* AIM OF THE TASK: Quote the records in full and leave their pictures out.
§ §
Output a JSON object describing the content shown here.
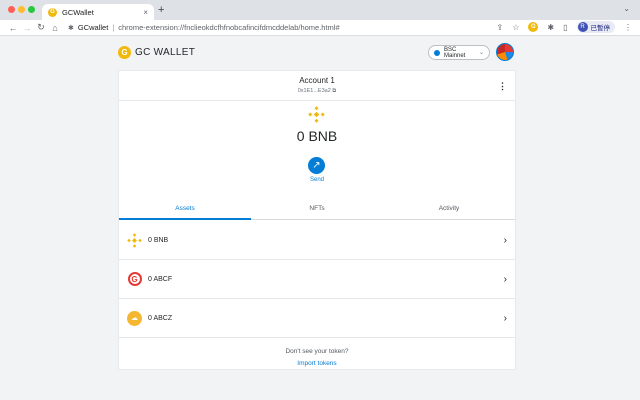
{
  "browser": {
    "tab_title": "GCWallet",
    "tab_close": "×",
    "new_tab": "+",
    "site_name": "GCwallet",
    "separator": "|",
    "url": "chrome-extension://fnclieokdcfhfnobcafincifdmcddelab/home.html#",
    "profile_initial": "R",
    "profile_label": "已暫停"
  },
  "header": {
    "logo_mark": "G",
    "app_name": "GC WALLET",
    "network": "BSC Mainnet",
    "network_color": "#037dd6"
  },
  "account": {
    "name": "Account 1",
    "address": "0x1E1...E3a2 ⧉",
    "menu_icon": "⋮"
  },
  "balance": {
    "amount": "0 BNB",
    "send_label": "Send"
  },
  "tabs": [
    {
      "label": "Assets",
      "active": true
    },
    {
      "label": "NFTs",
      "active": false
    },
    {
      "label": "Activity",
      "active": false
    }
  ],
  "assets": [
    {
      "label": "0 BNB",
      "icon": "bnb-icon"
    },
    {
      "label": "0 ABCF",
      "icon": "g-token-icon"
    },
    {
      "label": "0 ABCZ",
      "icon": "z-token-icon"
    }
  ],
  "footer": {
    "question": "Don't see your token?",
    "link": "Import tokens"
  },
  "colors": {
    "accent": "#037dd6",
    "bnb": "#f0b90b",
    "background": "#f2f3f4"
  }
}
§ §
* ANSWER TO THIS EXERCISE:
Output a JSON object describing the content shown here.
{
  "browser": {
    "tab_title": "GCWallet",
    "tab_close": "×",
    "new_tab": "+",
    "site_name": "GCwallet",
    "separator": "|",
    "url": "chrome-extension://fnclieokdcfhfnobcafincifdmcddelab/home.html#",
    "profile_initial": "R",
    "profile_label": "已暫停"
  },
  "header": {
    "logo_mark": "G",
    "app_name": "GC WALLET",
    "network": "BSC Mainnet",
    "network_color": "#037dd6"
  },
  "account": {
    "name": "Account 1",
    "address": "0x1E1...E3a2 ⧉",
    "menu_icon": "⋮"
  },
  "balance": {
    "amount": "0 BNB",
    "send_label": "Send"
  },
  "tabs": [
    {
      "label": "Assets",
      "active": true
    },
    {
      "label": "NFTs",
      "active": false
    },
    {
      "label": "Activity",
      "active": false
    }
  ],
  "assets": [
    {
      "label": "0 BNB",
      "icon": "bnb-icon"
    },
    {
      "label": "0 ABCF",
      "icon": "g-token-icon"
    },
    {
      "label": "0 ABCZ",
      "icon": "z-token-icon"
    }
  ],
  "footer": {
    "question": "Don't see your token?",
    "link": "Import tokens"
  },
  "colors": {
    "accent": "#037dd6",
    "bnb": "#f0b90b",
    "background": "#f2f3f4"
  }
}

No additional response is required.